* [The exercise]:
Give the listing again in full, exactly as written.

* [Dataset records]:
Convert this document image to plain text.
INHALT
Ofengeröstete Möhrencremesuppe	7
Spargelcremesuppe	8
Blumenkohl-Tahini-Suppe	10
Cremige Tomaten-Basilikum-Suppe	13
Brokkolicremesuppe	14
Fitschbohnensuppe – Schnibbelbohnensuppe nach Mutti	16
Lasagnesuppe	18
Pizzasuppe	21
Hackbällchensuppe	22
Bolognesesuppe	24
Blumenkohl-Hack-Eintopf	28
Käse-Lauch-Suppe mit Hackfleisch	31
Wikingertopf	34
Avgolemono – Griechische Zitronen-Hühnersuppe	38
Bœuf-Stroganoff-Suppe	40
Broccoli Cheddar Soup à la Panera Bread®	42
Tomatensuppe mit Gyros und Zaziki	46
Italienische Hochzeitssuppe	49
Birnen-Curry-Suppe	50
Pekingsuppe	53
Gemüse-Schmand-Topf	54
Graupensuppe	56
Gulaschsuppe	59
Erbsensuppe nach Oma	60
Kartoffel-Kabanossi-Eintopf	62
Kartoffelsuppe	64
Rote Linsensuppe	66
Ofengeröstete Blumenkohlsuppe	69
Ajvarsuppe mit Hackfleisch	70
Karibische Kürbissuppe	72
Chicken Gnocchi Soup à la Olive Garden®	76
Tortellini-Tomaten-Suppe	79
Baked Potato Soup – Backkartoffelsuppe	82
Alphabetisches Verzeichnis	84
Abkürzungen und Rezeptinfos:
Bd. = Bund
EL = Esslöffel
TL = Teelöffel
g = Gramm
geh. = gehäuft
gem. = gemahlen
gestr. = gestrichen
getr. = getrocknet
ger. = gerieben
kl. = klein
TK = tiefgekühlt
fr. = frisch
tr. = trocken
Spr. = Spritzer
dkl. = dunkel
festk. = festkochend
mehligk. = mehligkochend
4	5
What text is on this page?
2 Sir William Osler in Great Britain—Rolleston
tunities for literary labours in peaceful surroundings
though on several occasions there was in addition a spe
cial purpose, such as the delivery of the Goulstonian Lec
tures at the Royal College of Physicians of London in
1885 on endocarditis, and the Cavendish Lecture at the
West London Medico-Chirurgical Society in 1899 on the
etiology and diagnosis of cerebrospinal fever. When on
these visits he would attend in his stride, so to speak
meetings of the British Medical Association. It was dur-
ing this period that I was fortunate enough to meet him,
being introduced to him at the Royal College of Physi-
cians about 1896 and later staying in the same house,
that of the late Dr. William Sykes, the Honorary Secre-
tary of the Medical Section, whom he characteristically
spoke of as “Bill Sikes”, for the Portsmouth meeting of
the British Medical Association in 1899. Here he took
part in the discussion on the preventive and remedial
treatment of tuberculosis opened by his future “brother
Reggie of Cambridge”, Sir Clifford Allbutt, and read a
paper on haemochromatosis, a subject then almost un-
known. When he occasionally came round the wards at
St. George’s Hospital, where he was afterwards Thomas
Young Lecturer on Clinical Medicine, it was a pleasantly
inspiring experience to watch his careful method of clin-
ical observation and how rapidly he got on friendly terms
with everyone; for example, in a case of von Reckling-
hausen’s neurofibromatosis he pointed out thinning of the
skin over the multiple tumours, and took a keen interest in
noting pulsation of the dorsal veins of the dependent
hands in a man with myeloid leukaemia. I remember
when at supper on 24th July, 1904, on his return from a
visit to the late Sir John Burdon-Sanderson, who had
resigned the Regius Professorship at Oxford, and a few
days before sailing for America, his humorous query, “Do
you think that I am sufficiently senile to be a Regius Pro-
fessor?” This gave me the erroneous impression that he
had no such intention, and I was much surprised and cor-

* [Full solution]:
Convert this document image to plain text.
INHALT
Ofengeröstete Möhrencremesuppe	7
Spargelcremesuppe	8
Blumenkohl-Tahini-Suppe	10
Cremige Tomaten-Basilikum-Suppe	13
Brokkolicremesuppe	14
Fitschbohnensuppe – Schnibbelbohnensuppe nach Mutti	16
Lasagnesuppe	18
Pizzasuppe	21
Hackbällchensuppe	22
Bolognesesuppe	24
Blumenkohl-Hack-Eintopf	28
Käse-Lauch-Suppe mit Hackfleisch	31
Wikingertopf	34
Avgolemono – Griechische Zitronen-Hühnersuppe	38
Bœuf-Stroganoff-Suppe	40
Broccoli Cheddar Soup à la Panera Bread®	42
Tomatensuppe mit Gyros und Zaziki	46
Italienische Hochzeitssuppe	49
Birnen-Curry-Suppe	50
Pekingsuppe	53
Gemüse-Schmand-Topf	54
Graupensuppe	56
Gulaschsuppe	59
Erbsensuppe nach Oma	60
Kartoffel-Kabanossi-Eintopf	62
Kartoffelsuppe	64
Rote Linsensuppe	66
Ofengeröstete Blumenkohlsuppe	69
Ajvarsuppe mit Hackfleisch	70
Karibische Kürbissuppe	72
Chicken Gnocchi Soup à la Olive Garden®	76
Tortellini-Tomaten-Suppe	79
Baked Potato Soup – Backkartoffelsuppe	82
Alphabetisches Verzeichnis	84
Abkürzungen und Rezeptinfos:
Bd. = Bund
EL = Esslöffel
TL = Teelöffel
g = Gramm
geh. = gehäuft
gem. = gemahlen
gestr. = gestrichen
getr. = getrocknet
ger. = gerieben
kl. = klein
TK = tiefgekühlt
fr. = frisch
tr. = trocken
Spr. = Spritzer
dkl. = dunkel
festk. = festkochend
mehligk. = mehligkochend
4	5
What text is on this page?
2 Sir William Osler in Great Britain—Rolleston
tunities for literary labours in peaceful surroundings
though on several occasions there was in addition a spe
cial purpose, such as the delivery of the Goulstonian Lec
tures at the Royal College of Physicians of London in
1885 on endocarditis, and the Cavendish Lecture at the
West London Medico-Chirurgical Society in 1899 on the
etiology and diagnosis of cerebrospinal fever. When on
these visits he would attend in his stride, so to speak
meetings of the British Medical Association. It was dur-
ing this period that I was fortunate enough to meet him,
being introduced to him at the Royal College of Physi-
cians about 1896 and later staying in the same house,
that of the late Dr. William Sykes, the Honorary Secre-
tary of the Medical Section, whom he characteristically
spoke of as “Bill Sikes”, for the Portsmouth meeting of
the British Medical Association in 1899. Here he took
part in the discussion on the preventive and remedial
treatment of tuberculosis opened by his future “brother
Reggie of Cambridge”, Sir Clifford Allbutt, and read a
paper on haemochromatosis, a subject then almost un-
known. When he occasionally came round the wards at
St. George’s Hospital, where he was afterwards Thomas
Young Lecturer on Clinical Medicine, it was a pleasantly
inspiring experience to watch his careful method of clin-
ical observation and how rapidly he got on friendly terms
with everyone; for example, in a case of von Reckling-
hausen’s neurofibromatosis he pointed out thinning of the
skin over the multiple tumours, and took a keen interest in
noting pulsation of the dorsal veins of the dependent
hands in a man with myeloid leukaemia. I remember
when at supper on 24th July, 1904, on his return from a
visit to the late Sir John Burdon-Sanderson, who had
resigned the Regius Professorship at Oxford, and a few
days before sailing for America, his humorous query, “Do
you think that I am sufficiently senile to be a Regius Pro-
fessor?” This gave me the erroneous impression that he
had no such intention, and I was much surprised and cor-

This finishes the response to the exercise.